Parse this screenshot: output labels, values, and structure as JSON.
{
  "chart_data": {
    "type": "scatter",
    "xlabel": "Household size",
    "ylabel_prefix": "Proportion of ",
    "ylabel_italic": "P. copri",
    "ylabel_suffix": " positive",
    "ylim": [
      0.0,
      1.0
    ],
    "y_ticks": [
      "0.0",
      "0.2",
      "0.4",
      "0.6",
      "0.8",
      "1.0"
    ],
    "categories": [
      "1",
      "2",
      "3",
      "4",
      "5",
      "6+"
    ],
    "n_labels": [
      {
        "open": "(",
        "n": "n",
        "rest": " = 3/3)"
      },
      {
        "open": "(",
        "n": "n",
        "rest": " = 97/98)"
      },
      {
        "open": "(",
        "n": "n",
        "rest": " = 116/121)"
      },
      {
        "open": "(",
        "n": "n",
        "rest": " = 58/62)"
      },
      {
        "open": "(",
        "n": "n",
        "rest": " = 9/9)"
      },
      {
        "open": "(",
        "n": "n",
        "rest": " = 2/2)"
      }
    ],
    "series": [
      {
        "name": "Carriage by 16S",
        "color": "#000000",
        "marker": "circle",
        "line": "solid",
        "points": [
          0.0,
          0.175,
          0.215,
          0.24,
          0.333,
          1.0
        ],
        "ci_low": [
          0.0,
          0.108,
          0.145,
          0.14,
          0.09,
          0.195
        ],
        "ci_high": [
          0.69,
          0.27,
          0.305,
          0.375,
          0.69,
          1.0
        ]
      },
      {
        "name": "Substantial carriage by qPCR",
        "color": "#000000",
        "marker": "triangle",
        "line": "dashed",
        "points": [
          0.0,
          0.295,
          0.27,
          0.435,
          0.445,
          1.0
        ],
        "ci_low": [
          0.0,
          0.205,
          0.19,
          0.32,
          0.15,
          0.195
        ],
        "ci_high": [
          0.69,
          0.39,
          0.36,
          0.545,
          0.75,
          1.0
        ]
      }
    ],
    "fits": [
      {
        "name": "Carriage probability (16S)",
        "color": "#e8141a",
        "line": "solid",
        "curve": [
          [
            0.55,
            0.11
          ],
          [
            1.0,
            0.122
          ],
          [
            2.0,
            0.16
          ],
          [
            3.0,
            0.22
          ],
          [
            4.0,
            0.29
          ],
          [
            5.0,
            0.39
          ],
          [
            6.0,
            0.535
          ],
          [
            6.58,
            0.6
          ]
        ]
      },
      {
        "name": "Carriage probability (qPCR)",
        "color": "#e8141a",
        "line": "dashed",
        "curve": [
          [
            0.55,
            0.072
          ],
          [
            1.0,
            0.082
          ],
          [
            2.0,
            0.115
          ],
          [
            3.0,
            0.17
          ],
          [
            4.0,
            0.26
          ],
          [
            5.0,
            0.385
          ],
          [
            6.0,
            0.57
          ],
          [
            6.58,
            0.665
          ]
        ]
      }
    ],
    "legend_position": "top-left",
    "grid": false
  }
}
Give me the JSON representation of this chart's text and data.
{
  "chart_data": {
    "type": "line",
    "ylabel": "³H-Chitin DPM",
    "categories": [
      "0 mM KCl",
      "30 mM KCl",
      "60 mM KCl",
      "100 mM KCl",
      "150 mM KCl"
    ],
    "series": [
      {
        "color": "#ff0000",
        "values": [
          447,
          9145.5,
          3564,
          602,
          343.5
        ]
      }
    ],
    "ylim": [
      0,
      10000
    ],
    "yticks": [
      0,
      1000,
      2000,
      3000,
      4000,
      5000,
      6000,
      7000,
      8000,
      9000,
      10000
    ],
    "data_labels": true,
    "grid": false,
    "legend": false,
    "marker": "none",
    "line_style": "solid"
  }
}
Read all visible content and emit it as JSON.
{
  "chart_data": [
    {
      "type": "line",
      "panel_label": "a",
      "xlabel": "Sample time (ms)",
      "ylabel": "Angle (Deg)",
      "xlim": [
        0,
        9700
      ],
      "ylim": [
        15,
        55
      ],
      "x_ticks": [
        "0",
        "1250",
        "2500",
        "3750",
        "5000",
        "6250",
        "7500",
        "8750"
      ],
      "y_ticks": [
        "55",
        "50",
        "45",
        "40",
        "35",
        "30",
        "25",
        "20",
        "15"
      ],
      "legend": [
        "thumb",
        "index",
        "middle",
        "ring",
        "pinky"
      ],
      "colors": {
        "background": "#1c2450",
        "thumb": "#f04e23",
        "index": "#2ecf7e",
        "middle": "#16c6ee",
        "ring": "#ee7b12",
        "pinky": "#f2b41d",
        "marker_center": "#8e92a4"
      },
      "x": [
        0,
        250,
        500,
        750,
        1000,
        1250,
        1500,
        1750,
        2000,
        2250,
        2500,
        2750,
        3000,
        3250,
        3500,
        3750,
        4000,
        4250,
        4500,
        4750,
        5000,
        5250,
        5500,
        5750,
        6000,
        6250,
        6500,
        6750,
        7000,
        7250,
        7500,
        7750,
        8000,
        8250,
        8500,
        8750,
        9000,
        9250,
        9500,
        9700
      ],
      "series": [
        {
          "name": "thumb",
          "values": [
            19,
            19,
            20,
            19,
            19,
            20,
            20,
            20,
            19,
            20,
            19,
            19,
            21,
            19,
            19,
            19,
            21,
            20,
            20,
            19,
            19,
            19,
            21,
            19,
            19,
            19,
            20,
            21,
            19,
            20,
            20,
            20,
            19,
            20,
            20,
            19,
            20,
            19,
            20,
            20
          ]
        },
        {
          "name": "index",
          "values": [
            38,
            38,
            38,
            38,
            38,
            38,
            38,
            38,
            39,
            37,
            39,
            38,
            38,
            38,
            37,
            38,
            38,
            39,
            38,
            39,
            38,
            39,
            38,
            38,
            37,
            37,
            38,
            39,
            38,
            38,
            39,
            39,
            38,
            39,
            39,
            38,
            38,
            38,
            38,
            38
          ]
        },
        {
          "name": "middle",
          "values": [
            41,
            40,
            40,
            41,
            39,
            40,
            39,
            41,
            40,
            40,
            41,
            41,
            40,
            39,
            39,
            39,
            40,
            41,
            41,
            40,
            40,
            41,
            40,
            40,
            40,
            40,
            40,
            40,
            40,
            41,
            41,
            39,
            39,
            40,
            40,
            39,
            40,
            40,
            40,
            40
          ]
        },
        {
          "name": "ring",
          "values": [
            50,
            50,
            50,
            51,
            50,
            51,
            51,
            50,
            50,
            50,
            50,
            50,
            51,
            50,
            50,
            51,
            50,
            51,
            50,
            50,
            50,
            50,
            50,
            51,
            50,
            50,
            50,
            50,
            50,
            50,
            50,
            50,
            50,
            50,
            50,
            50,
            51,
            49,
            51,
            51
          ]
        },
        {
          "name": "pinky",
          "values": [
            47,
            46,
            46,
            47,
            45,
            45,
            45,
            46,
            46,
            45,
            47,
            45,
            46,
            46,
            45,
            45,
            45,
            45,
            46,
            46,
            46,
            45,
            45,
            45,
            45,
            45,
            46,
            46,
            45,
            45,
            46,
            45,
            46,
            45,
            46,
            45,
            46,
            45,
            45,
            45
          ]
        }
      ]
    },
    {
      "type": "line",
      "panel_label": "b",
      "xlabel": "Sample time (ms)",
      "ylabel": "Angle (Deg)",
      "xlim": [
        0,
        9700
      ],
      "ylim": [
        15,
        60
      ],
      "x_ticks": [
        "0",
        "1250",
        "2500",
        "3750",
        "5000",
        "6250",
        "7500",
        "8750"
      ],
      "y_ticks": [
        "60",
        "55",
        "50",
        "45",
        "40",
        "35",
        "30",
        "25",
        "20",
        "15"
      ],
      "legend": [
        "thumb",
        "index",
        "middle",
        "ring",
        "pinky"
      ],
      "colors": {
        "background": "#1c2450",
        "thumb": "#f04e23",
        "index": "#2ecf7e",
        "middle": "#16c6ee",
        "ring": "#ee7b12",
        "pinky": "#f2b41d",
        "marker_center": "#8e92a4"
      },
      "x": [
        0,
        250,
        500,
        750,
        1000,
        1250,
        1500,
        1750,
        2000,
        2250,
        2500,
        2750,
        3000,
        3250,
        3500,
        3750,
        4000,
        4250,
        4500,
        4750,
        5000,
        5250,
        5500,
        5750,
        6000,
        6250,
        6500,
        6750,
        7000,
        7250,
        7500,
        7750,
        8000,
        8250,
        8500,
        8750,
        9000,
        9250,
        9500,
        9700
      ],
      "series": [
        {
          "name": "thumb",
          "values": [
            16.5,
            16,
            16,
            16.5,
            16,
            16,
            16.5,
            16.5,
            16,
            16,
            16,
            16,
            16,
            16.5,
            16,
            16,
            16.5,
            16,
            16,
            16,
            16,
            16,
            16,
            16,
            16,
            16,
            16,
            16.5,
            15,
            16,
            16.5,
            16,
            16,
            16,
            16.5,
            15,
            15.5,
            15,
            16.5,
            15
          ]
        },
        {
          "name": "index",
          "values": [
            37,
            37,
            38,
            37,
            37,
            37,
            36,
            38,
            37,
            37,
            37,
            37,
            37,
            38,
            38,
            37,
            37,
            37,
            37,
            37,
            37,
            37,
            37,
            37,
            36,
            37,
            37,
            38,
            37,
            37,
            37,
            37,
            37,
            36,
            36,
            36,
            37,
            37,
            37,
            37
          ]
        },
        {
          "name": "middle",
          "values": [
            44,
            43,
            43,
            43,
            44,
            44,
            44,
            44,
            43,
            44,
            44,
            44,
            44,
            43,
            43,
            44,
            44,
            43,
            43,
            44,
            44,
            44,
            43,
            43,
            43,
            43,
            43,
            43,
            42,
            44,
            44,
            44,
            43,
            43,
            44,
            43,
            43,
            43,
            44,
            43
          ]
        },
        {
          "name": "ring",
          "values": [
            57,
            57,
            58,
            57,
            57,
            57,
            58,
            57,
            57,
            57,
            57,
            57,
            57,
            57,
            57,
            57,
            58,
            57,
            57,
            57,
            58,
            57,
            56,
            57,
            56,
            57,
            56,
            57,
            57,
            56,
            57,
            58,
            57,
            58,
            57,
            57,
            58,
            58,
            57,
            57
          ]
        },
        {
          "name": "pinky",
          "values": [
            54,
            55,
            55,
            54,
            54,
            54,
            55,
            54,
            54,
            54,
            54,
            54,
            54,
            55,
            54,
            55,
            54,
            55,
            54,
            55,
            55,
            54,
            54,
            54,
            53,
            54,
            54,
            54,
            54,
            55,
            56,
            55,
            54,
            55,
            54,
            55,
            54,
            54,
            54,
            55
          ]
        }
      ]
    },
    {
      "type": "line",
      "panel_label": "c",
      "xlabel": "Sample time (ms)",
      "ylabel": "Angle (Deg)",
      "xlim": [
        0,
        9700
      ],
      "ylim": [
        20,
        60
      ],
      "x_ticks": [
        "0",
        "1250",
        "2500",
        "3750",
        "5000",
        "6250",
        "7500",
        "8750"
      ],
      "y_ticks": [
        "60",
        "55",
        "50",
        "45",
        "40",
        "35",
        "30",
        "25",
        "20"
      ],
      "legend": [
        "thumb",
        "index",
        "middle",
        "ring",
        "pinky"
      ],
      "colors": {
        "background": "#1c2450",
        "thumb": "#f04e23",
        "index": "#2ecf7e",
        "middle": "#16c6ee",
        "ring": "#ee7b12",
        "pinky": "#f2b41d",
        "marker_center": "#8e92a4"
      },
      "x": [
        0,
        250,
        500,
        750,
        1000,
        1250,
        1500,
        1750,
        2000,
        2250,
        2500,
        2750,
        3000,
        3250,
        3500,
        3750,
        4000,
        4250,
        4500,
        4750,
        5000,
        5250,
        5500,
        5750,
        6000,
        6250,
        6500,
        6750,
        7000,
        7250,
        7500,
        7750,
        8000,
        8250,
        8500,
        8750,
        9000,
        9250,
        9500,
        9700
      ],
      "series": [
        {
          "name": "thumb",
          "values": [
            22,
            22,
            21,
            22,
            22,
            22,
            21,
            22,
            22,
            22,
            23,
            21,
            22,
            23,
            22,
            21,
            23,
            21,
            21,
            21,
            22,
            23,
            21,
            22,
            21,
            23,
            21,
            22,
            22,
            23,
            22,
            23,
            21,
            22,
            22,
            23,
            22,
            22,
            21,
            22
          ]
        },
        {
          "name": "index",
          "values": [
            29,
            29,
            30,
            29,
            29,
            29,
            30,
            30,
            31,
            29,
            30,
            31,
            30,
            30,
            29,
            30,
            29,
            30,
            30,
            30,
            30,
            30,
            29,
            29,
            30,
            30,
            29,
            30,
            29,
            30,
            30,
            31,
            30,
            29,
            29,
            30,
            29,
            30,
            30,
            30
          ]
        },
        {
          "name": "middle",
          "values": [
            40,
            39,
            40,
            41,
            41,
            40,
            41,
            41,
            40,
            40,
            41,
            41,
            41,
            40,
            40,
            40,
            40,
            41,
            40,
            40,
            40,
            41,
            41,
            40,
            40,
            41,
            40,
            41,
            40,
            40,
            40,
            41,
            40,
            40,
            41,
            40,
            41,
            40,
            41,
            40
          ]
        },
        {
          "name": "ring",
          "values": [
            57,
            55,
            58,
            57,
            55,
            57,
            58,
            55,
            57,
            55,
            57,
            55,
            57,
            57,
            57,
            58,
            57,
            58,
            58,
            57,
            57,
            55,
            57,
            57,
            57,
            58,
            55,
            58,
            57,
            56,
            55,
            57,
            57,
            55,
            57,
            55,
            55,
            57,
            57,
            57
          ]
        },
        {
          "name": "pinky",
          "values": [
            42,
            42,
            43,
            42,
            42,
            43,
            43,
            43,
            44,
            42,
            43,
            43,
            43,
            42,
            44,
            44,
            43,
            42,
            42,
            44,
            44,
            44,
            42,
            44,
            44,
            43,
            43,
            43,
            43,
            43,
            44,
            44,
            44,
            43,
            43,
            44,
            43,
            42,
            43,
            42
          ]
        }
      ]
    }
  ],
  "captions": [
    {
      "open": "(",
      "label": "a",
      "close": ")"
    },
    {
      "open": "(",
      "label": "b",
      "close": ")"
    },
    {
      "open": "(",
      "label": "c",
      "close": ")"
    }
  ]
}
-=-=-
:: Problem statement ::
Provide the number of lines in the entries that include "JSON", and no other text.

:: The response ::
3